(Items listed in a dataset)
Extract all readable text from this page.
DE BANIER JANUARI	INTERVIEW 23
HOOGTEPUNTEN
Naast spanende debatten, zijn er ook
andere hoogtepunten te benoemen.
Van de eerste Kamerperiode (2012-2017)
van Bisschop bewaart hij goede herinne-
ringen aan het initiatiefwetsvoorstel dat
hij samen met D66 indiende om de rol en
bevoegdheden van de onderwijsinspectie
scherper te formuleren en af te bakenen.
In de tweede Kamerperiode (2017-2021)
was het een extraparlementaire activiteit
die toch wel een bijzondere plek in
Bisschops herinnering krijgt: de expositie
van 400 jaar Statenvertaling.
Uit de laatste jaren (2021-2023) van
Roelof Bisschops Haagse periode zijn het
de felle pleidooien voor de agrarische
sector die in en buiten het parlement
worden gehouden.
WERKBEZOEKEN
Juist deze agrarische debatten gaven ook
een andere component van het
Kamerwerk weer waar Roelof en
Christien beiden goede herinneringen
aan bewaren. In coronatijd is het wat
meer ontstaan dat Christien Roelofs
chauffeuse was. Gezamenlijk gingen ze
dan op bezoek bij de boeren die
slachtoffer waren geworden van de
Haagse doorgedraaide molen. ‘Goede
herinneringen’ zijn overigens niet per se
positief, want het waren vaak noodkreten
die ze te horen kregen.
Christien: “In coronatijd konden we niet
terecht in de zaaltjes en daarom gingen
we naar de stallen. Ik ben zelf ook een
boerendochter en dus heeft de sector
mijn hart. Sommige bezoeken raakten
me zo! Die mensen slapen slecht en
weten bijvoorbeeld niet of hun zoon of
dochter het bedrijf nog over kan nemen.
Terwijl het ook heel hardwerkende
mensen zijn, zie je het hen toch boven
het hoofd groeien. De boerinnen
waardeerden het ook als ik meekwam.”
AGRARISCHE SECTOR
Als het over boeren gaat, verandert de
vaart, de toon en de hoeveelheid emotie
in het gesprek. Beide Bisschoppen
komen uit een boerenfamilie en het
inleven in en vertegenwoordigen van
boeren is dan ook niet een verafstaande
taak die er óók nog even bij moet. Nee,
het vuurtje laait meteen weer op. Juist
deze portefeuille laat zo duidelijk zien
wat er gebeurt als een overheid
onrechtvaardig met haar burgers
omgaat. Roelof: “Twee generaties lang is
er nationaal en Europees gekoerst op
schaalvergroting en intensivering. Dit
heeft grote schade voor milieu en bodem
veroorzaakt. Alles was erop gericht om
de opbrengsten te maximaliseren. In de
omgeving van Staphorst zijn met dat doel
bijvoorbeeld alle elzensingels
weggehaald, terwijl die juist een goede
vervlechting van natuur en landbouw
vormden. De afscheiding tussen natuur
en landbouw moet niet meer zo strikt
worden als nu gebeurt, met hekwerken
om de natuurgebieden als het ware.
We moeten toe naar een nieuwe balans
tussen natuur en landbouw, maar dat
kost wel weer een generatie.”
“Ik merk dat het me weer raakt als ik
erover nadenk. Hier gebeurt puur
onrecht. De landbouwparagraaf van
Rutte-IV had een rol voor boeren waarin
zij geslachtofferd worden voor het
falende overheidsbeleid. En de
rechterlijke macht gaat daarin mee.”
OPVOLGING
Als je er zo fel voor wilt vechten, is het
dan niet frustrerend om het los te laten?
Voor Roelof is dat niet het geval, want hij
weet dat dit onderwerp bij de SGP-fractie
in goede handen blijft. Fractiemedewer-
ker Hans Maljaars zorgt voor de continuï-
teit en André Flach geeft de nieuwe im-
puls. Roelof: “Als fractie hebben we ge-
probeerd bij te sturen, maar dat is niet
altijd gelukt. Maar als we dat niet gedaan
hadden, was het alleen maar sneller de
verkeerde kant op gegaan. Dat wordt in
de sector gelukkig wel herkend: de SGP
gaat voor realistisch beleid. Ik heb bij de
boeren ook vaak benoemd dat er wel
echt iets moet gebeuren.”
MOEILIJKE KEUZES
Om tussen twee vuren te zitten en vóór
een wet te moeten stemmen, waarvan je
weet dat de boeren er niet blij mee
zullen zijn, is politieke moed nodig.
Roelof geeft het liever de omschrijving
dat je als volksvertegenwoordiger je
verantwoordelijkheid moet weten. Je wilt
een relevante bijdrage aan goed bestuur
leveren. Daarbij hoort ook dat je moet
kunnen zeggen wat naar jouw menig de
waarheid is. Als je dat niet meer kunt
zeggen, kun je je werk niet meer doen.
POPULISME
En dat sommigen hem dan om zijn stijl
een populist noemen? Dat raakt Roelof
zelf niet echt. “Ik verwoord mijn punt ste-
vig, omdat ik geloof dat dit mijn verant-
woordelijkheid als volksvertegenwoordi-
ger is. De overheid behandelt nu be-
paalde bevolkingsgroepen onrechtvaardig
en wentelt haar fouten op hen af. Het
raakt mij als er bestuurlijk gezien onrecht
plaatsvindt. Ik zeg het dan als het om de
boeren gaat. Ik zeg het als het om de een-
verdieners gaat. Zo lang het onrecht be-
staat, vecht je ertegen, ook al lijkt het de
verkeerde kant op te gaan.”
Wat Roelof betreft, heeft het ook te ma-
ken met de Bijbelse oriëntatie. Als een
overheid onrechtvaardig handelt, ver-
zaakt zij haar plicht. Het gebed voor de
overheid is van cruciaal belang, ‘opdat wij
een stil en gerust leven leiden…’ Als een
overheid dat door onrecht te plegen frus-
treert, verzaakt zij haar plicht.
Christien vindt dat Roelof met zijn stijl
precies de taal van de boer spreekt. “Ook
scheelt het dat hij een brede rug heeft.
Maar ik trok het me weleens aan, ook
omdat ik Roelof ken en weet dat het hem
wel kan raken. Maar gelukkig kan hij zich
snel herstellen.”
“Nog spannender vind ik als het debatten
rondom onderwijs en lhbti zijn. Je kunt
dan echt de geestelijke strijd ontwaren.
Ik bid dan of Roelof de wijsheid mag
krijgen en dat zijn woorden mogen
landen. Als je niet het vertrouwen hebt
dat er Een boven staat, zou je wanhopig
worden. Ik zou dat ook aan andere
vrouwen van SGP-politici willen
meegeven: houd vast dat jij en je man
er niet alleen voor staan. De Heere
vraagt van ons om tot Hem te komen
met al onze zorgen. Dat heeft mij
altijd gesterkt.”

- _Task brief_: Write all of the records out again exactly.

- _Written response_:
Extract all readable text from this page.
DE BANIER JANUARI	INTERVIEW 23
HOOGTEPUNTEN
Naast spanende debatten, zijn er ook
andere hoogtepunten te benoemen.
Van de eerste Kamerperiode (2012-2017)
van Bisschop bewaart hij goede herinne-
ringen aan het initiatiefwetsvoorstel dat
hij samen met D66 indiende om de rol en
bevoegdheden van de onderwijsinspectie
scherper te formuleren en af te bakenen.
In de tweede Kamerperiode (2017-2021)
was het een extraparlementaire activiteit
die toch wel een bijzondere plek in
Bisschops herinnering krijgt: de expositie
van 400 jaar Statenvertaling.
Uit de laatste jaren (2021-2023) van
Roelof Bisschops Haagse periode zijn het
de felle pleidooien voor de agrarische
sector die in en buiten het parlement
worden gehouden.
WERKBEZOEKEN
Juist deze agrarische debatten gaven ook
een andere component van het
Kamerwerk weer waar Roelof en
Christien beiden goede herinneringen
aan bewaren. In coronatijd is het wat
meer ontstaan dat Christien Roelofs
chauffeuse was. Gezamenlijk gingen ze
dan op bezoek bij de boeren die
slachtoffer waren geworden van de
Haagse doorgedraaide molen. ‘Goede
herinneringen’ zijn overigens niet per se
positief, want het waren vaak noodkreten
die ze te horen kregen.
Christien: “In coronatijd konden we niet
terecht in de zaaltjes en daarom gingen
we naar de stallen. Ik ben zelf ook een
boerendochter en dus heeft de sector
mijn hart. Sommige bezoeken raakten
me zo! Die mensen slapen slecht en
weten bijvoorbeeld niet of hun zoon of
dochter het bedrijf nog over kan nemen.
Terwijl het ook heel hardwerkende
mensen zijn, zie je het hen toch boven
het hoofd groeien. De boerinnen
waardeerden het ook als ik meekwam.”
AGRARISCHE SECTOR
Als het over boeren gaat, verandert de
vaart, de toon en de hoeveelheid emotie
in het gesprek. Beide Bisschoppen
komen uit een boerenfamilie en het
inleven in en vertegenwoordigen van
boeren is dan ook niet een verafstaande
taak die er óók nog even bij moet. Nee,
het vuurtje laait meteen weer op. Juist
deze portefeuille laat zo duidelijk zien
wat er gebeurt als een overheid
onrechtvaardig met haar burgers
omgaat. Roelof: “Twee generaties lang is
er nationaal en Europees gekoerst op
schaalvergroting en intensivering. Dit
heeft grote schade voor milieu en bodem
veroorzaakt. Alles was erop gericht om
de opbrengsten te maximaliseren. In de
omgeving van Staphorst zijn met dat doel
bijvoorbeeld alle elzensingels
weggehaald, terwijl die juist een goede
vervlechting van natuur en landbouw
vormden. De afscheiding tussen natuur
en landbouw moet niet meer zo strikt
worden als nu gebeurt, met hekwerken
om de natuurgebieden als het ware.
We moeten toe naar een nieuwe balans
tussen natuur en landbouw, maar dat
kost wel weer een generatie.”
“Ik merk dat het me weer raakt als ik
erover nadenk. Hier gebeurt puur
onrecht. De landbouwparagraaf van
Rutte-IV had een rol voor boeren waarin
zij geslachtofferd worden voor het
falende overheidsbeleid. En de
rechterlijke macht gaat daarin mee.”
OPVOLGING
Als je er zo fel voor wilt vechten, is het
dan niet frustrerend om het los te laten?
Voor Roelof is dat niet het geval, want hij
weet dat dit onderwerp bij de SGP-fractie
in goede handen blijft. Fractiemedewer-
ker Hans Maljaars zorgt voor de continuï-
teit en André Flach geeft de nieuwe im-
puls. Roelof: “Als fractie hebben we ge-
probeerd bij te sturen, maar dat is niet
altijd gelukt. Maar als we dat niet gedaan
hadden, was het alleen maar sneller de
verkeerde kant op gegaan. Dat wordt in
de sector gelukkig wel herkend: de SGP
gaat voor realistisch beleid. Ik heb bij de
boeren ook vaak benoemd dat er wel
echt iets moet gebeuren.”
MOEILIJKE KEUZES
Om tussen twee vuren te zitten en vóór
een wet te moeten stemmen, waarvan je
weet dat de boeren er niet blij mee
zullen zijn, is politieke moed nodig.
Roelof geeft het liever de omschrijving
dat je als volksvertegenwoordiger je
verantwoordelijkheid moet weten. Je wilt
een relevante bijdrage aan goed bestuur
leveren. Daarbij hoort ook dat je moet
kunnen zeggen wat naar jouw menig de
waarheid is. Als je dat niet meer kunt
zeggen, kun je je werk niet meer doen.
POPULISME
En dat sommigen hem dan om zijn stijl
een populist noemen? Dat raakt Roelof
zelf niet echt. “Ik verwoord mijn punt ste-
vig, omdat ik geloof dat dit mijn verant-
woordelijkheid als volksvertegenwoordi-
ger is. De overheid behandelt nu be-
paalde bevolkingsgroepen onrechtvaardig
en wentelt haar fouten op hen af. Het
raakt mij als er bestuurlijk gezien onrecht
plaatsvindt. Ik zeg het dan als het om de
boeren gaat. Ik zeg het als het om de een-
verdieners gaat. Zo lang het onrecht be-
staat, vecht je ertegen, ook al lijkt het de
verkeerde kant op te gaan.”
Wat Roelof betreft, heeft het ook te ma-
ken met de Bijbelse oriëntatie. Als een
overheid onrechtvaardig handelt, ver-
zaakt zij haar plicht. Het gebed voor de
overheid is van cruciaal belang, ‘opdat wij
een stil en gerust leven leiden…’ Als een
overheid dat door onrecht te plegen frus-
treert, verzaakt zij haar plicht.
Christien vindt dat Roelof met zijn stijl
precies de taal van de boer spreekt. “Ook
scheelt het dat hij een brede rug heeft.
Maar ik trok het me weleens aan, ook
omdat ik Roelof ken en weet dat het hem
wel kan raken. Maar gelukkig kan hij zich
snel herstellen.”
“Nog spannender vind ik als het debatten
rondom onderwijs en lhbti zijn. Je kunt
dan echt de geestelijke strijd ontwaren.
Ik bid dan of Roelof de wijsheid mag
krijgen en dat zijn woorden mogen
landen. Als je niet het vertrouwen hebt
dat er Een boven staat, zou je wanhopig
worden. Ik zou dat ook aan andere
vrouwen van SGP-politici willen
meegeven: houd vast dat jij en je man
er niet alleen voor staan. De Heere
vraagt van ons om tot Hem te komen
met al onze zorgen. Dat heeft mij
altijd gesterkt.”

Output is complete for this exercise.